> _DESCRIPTION OF THE TASK_
Write out each line from the data below that includes the word "name".

> _RECORDS SUPPLIED_
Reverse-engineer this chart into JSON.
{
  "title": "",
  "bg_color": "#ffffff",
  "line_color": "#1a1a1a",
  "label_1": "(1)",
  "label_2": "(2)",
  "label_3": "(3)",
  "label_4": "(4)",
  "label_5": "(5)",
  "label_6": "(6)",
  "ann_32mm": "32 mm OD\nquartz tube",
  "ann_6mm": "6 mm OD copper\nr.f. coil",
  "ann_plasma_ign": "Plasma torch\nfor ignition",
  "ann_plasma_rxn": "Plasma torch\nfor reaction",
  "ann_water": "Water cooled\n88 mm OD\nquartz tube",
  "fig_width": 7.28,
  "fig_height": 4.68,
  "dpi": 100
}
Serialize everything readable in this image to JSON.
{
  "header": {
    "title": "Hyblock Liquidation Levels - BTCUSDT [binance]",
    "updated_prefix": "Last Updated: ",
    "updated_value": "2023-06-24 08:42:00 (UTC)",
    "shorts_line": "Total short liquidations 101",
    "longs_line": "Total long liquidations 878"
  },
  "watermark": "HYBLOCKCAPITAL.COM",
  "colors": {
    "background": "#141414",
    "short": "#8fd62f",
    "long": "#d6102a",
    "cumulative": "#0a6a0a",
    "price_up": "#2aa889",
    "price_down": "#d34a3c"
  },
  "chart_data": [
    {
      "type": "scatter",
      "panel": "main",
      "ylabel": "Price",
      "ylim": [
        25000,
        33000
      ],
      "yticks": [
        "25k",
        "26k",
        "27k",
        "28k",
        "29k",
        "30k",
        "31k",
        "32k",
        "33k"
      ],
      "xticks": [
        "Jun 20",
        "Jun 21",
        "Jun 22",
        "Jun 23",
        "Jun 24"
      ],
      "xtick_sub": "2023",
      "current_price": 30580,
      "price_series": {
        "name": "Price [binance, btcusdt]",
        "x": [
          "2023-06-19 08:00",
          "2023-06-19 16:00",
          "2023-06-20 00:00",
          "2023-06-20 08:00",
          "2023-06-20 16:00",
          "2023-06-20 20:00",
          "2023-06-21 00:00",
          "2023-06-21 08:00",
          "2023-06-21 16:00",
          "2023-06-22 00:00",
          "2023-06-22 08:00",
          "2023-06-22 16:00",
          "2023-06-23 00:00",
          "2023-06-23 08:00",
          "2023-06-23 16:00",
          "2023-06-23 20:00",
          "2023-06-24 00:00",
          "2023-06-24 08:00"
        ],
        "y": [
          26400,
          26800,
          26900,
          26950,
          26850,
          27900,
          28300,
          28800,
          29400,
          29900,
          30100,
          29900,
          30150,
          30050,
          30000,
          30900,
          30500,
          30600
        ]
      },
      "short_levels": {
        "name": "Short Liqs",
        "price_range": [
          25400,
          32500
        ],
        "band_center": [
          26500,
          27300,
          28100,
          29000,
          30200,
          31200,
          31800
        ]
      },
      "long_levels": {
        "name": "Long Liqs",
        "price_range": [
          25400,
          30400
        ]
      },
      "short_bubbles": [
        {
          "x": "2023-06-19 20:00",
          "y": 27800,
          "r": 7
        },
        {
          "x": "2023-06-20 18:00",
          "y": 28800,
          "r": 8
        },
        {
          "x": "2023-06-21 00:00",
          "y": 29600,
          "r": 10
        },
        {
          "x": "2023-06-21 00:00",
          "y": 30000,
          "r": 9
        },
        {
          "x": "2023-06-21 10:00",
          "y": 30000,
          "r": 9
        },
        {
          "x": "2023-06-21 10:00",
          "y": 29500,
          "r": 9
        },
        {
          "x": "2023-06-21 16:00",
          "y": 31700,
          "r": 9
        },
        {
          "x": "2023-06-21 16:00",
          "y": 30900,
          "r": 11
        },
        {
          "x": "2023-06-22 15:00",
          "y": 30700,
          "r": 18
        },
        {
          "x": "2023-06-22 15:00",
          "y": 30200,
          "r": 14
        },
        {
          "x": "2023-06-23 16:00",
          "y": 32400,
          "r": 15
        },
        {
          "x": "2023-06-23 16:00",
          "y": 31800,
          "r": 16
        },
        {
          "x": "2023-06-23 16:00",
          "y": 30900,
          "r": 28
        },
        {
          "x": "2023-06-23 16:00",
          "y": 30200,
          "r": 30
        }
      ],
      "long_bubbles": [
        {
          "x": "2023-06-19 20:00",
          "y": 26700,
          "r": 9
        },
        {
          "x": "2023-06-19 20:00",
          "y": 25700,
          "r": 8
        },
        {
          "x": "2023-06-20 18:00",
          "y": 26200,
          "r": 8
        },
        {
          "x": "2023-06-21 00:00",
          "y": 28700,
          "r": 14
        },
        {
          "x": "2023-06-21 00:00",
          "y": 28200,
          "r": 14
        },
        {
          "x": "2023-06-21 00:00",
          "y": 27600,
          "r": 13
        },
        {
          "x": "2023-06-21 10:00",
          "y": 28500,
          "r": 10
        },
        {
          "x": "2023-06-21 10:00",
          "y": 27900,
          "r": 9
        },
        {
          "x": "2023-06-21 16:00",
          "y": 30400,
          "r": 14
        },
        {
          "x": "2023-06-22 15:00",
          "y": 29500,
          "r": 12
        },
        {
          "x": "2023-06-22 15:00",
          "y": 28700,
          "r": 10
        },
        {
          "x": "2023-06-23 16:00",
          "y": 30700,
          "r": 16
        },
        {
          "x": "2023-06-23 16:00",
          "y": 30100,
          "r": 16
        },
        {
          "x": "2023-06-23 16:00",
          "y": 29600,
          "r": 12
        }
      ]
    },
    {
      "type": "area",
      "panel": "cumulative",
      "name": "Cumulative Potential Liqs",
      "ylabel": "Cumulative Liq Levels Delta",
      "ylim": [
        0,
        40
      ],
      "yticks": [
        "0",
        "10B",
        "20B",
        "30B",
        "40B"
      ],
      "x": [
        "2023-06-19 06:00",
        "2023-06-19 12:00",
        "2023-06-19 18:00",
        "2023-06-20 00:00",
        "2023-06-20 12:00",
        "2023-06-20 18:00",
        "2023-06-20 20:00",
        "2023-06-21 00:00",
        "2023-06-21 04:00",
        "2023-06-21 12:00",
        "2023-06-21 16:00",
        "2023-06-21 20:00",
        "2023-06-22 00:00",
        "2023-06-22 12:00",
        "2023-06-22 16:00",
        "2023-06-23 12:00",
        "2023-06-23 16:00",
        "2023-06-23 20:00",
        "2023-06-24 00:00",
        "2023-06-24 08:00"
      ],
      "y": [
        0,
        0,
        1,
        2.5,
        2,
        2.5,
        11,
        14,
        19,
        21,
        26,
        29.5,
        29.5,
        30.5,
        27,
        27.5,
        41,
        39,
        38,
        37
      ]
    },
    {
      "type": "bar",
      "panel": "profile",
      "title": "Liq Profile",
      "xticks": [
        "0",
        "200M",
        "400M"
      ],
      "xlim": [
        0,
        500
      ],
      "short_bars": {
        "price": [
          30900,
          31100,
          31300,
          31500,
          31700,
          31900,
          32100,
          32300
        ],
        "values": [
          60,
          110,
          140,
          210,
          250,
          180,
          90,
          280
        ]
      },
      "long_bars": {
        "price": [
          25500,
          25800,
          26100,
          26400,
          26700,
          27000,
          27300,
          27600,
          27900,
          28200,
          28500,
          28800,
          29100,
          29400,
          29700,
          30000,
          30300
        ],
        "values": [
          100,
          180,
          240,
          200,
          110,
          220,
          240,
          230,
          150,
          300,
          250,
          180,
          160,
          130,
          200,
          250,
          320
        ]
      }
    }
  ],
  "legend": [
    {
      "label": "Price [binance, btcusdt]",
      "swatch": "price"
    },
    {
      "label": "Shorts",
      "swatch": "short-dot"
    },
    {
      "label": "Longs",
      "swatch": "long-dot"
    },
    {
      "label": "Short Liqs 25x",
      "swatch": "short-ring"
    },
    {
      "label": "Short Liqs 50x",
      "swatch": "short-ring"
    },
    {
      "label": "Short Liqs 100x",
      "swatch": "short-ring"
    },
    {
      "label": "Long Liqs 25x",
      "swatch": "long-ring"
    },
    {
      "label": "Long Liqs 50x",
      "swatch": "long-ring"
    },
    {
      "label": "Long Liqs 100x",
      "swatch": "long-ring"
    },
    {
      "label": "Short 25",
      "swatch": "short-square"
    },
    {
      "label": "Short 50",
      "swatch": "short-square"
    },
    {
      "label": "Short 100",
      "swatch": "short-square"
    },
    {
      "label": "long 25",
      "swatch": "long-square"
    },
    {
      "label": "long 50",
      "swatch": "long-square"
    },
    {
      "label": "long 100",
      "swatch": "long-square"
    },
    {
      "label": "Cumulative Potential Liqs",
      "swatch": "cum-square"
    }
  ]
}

> _PROBLEM SOLUTION_
        "name": "Price [binance, btcusdt]",
        "name": "Short Liqs",
        "name": "Long Liqs",
      "name": "Cumulative Potential Liqs",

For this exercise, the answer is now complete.